● **The request**
Will you transcribe all the entries word for word, skipping the pictures they hold?

● **Data supplied**
***

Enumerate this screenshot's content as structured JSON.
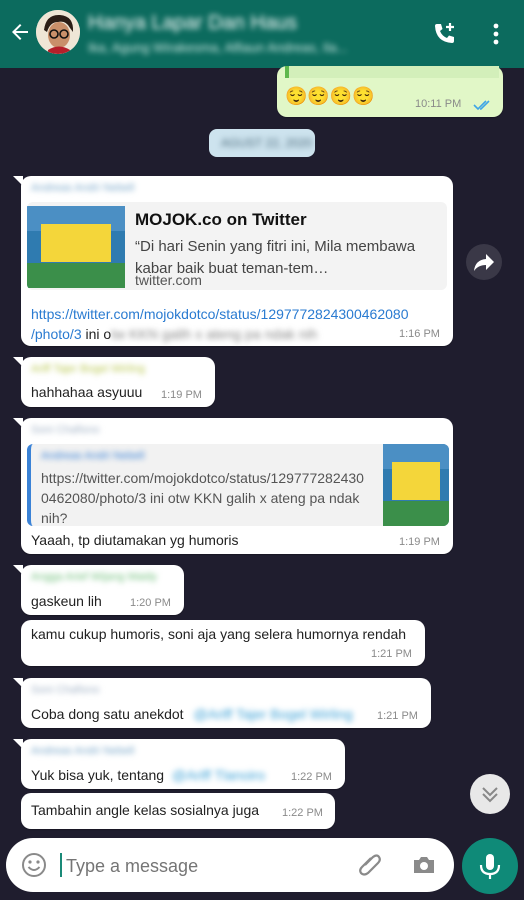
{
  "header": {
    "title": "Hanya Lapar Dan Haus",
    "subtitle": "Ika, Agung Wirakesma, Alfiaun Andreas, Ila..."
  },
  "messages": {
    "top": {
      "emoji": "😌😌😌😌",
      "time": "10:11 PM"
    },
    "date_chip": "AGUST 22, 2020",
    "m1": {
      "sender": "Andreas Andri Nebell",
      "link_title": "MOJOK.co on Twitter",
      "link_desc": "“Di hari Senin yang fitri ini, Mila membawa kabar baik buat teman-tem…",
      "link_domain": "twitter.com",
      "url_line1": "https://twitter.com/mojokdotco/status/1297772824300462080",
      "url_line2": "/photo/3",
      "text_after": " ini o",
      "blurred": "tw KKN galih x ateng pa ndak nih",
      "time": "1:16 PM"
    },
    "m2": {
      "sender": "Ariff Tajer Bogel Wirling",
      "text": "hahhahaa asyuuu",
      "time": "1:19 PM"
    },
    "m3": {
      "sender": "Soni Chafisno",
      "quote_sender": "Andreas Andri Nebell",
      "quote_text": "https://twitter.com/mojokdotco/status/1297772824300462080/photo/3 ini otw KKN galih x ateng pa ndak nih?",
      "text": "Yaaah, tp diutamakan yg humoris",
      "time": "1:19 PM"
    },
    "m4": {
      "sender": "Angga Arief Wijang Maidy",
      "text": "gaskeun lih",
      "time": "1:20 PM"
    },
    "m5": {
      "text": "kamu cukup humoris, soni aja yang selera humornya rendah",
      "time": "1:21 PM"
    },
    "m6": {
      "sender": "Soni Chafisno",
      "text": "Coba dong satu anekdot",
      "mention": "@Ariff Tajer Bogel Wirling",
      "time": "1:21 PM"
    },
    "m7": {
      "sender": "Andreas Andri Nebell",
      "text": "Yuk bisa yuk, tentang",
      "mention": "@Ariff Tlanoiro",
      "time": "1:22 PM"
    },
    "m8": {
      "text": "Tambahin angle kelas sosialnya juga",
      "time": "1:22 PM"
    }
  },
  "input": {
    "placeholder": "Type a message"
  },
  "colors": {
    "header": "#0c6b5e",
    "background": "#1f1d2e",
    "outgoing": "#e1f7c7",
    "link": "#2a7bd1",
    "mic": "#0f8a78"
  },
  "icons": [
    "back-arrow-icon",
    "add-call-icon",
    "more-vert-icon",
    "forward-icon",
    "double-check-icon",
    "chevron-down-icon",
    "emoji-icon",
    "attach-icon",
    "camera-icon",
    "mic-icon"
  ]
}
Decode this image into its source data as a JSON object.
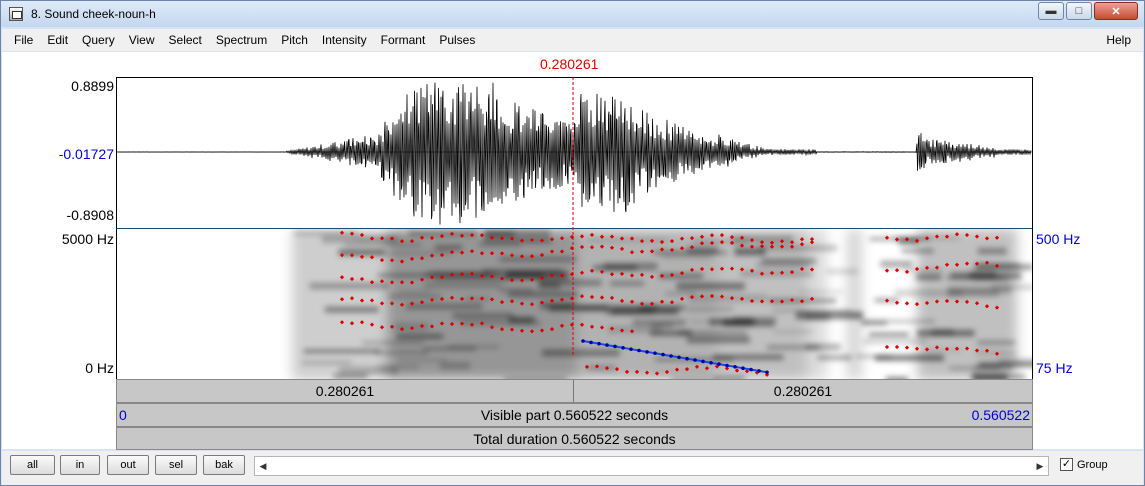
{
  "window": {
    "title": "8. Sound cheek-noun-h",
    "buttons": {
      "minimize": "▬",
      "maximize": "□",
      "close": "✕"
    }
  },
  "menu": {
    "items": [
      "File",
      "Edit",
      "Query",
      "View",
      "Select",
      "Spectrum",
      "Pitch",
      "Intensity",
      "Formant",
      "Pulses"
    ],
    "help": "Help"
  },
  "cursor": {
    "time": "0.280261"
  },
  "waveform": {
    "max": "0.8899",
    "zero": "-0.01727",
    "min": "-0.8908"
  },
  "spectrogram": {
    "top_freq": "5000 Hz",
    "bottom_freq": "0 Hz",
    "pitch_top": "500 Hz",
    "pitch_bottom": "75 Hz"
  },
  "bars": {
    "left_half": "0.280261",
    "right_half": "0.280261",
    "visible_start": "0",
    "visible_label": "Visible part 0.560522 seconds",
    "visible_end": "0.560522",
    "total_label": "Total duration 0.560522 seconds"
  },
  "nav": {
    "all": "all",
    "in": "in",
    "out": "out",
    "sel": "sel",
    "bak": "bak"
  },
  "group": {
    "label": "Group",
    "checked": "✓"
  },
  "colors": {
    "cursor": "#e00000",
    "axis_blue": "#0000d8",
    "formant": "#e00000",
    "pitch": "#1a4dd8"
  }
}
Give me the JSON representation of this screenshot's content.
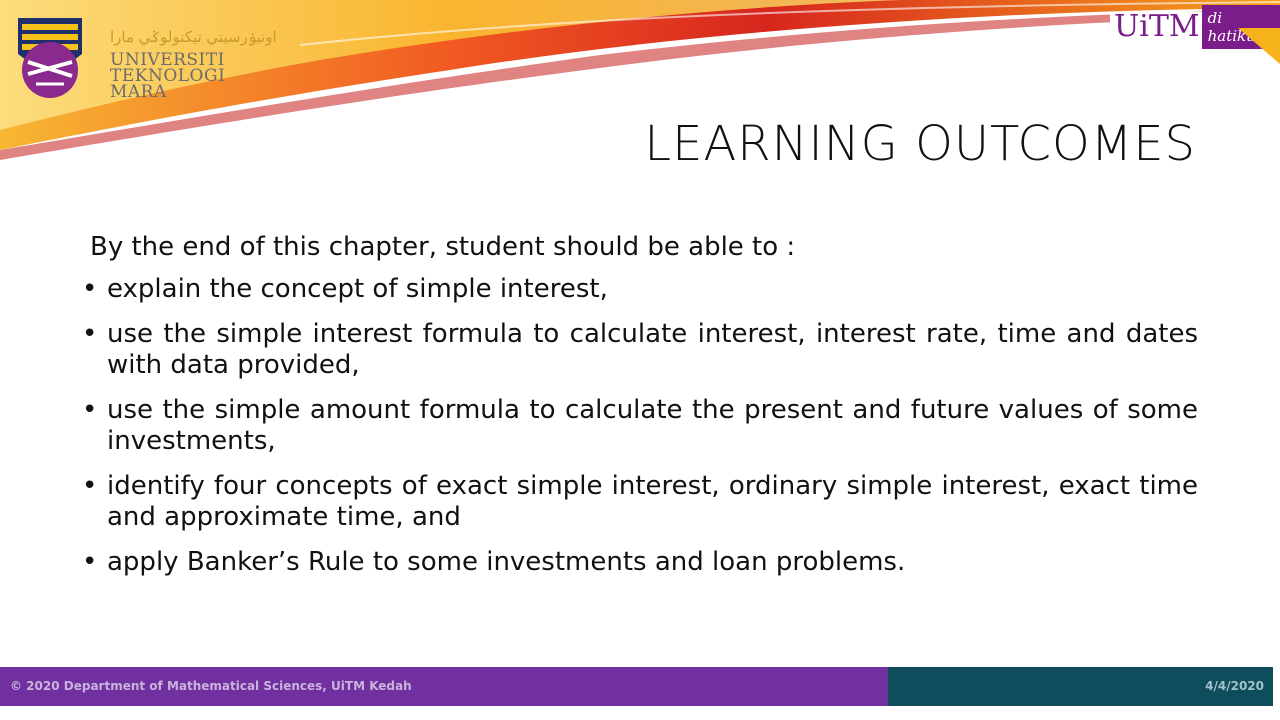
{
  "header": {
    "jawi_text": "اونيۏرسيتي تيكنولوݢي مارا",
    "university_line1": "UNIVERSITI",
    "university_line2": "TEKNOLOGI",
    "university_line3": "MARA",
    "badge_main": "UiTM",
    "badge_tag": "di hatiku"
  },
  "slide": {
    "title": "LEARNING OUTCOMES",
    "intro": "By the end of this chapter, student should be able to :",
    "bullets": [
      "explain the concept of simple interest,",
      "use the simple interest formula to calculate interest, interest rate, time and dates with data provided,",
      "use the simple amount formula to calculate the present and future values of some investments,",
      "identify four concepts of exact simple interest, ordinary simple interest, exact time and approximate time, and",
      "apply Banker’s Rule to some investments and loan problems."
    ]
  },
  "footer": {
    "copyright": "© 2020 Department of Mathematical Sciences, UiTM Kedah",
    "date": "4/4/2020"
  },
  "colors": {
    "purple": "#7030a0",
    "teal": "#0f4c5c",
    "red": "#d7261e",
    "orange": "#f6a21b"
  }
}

***

● **Task response**
Enumerate this screenshot's content as structured JSON.
{
  "header": {
    "title": "Hanya Lapar Dan Haus",
    "subtitle": "Ika, Agung Wirakesma, Alfiaun Andreas, Ila..."
  },
  "messages": {
    "top": {
      "emoji": "😌😌😌😌",
      "time": "10:11 PM"
    },
    "date_chip": "AGUST 22, 2020",
    "m1": {
      "sender": "Andreas Andri Nebell",
      "link_title": "MOJOK.co on Twitter",
      "link_desc": "“Di hari Senin yang fitri ini, Mila membawa kabar baik buat teman-tem…",
      "link_domain": "twitter.com",
      "url_line1": "https://twitter.com/mojokdotco/status/1297772824300462080",
      "url_line2": "/photo/3",
      "text_after": " ini o",
      "blurred": "tw KKN galih x ateng pa ndak nih",
      "time": "1:16 PM"
    },
    "m2": {
      "sender": "Ariff Tajer Bogel Wirling",
      "text": "hahhahaa asyuuu",
      "time": "1:19 PM"
    },
    "m3": {
      "sender": "Soni Chafisno",
      "quote_sender": "Andreas Andri Nebell",
      "quote_text": "https://twitter.com/mojokdotco/status/1297772824300462080/photo/3 ini otw KKN galih x ateng pa ndak nih?",
      "text": "Yaaah, tp diutamakan yg humoris",
      "time": "1:19 PM"
    },
    "m4": {
      "sender": "Angga Arief Wijang Maidy",
      "text": "gaskeun lih",
      "time": "1:20 PM"
    },
    "m5": {
      "text": "kamu cukup humoris, soni aja yang selera humornya rendah",
      "time": "1:21 PM"
    },
    "m6": {
      "sender": "Soni Chafisno",
      "text": "Coba dong satu anekdot",
      "mention": "@Ariff Tajer Bogel Wirling",
      "time": "1:21 PM"
    },
    "m7": {
      "sender": "Andreas Andri Nebell",
      "text": "Yuk bisa yuk, tentang",
      "mention": "@Ariff Tlanoiro",
      "time": "1:22 PM"
    },
    "m8": {
      "text": "Tambahin angle kelas sosialnya juga",
      "time": "1:22 PM"
    }
  },
  "input": {
    "placeholder": "Type a message"
  },
  "colors": {
    "header": "#0c6b5e",
    "background": "#1f1d2e",
    "outgoing": "#e1f7c7",
    "link": "#2a7bd1",
    "mic": "#0f8a78"
  },
  "icons": [
    "back-arrow-icon",
    "add-call-icon",
    "more-vert-icon",
    "forward-icon",
    "double-check-icon",
    "chevron-down-icon",
    "emoji-icon",
    "attach-icon",
    "camera-icon",
    "mic-icon"
  ]
}
Decode this image into its source data as a JSON object.
{
  "window": {
    "title": "8. Sound cheek-noun-h",
    "buttons": {
      "minimize": "▬",
      "maximize": "□",
      "close": "✕"
    }
  },
  "menu": {
    "items": [
      "File",
      "Edit",
      "Query",
      "View",
      "Select",
      "Spectrum",
      "Pitch",
      "Intensity",
      "Formant",
      "Pulses"
    ],
    "help": "Help"
  },
  "cursor": {
    "time": "0.280261"
  },
  "waveform": {
    "max": "0.8899",
    "zero": "-0.01727",
    "min": "-0.8908"
  },
  "spectrogram": {
    "top_freq": "5000 Hz",
    "bottom_freq": "0 Hz",
    "pitch_top": "500 Hz",
    "pitch_bottom": "75 Hz"
  },
  "bars": {
    "left_half": "0.280261",
    "right_half": "0.280261",
    "visible_start": "0",
    "visible_label": "Visible part 0.560522 seconds",
    "visible_end": "0.560522",
    "total_label": "Total duration 0.560522 seconds"
  },
  "nav": {
    "all": "all",
    "in": "in",
    "out": "out",
    "sel": "sel",
    "bak": "bak"
  },
  "group": {
    "label": "Group",
    "checked": "✓"
  },
  "colors": {
    "cursor": "#e00000",
    "axis_blue": "#0000d8",
    "formant": "#e00000",
    "pitch": "#1a4dd8"
  }
}
Give me the JSON representation of this screenshot's content.
{
  "header": {
    "jawi_text": "اونيۏرسيتي تيكنولوݢي مارا",
    "university_line1": "UNIVERSITI",
    "university_line2": "TEKNOLOGI",
    "university_line3": "MARA",
    "badge_main": "UiTM",
    "badge_tag": "di hatiku"
  },
  "slide": {
    "title": "LEARNING OUTCOMES",
    "intro": "By the end of this chapter, student should be able to :",
    "bullets": [
      "explain the concept of simple interest,",
      "use the simple interest formula to calculate interest, interest rate, time and dates with data provided,",
      "use the simple amount formula to calculate the present and future values of some investments,",
      "identify four concepts of exact simple interest, ordinary simple interest, exact time and approximate time, and",
      "apply Banker’s Rule to some investments and loan problems."
    ]
  },
  "footer": {
    "copyright": "© 2020 Department of Mathematical Sciences, UiTM Kedah",
    "date": "4/4/2020"
  },
  "colors": {
    "purple": "#7030a0",
    "teal": "#0f4c5c",
    "red": "#d7261e",
    "orange": "#f6a21b"
  }
}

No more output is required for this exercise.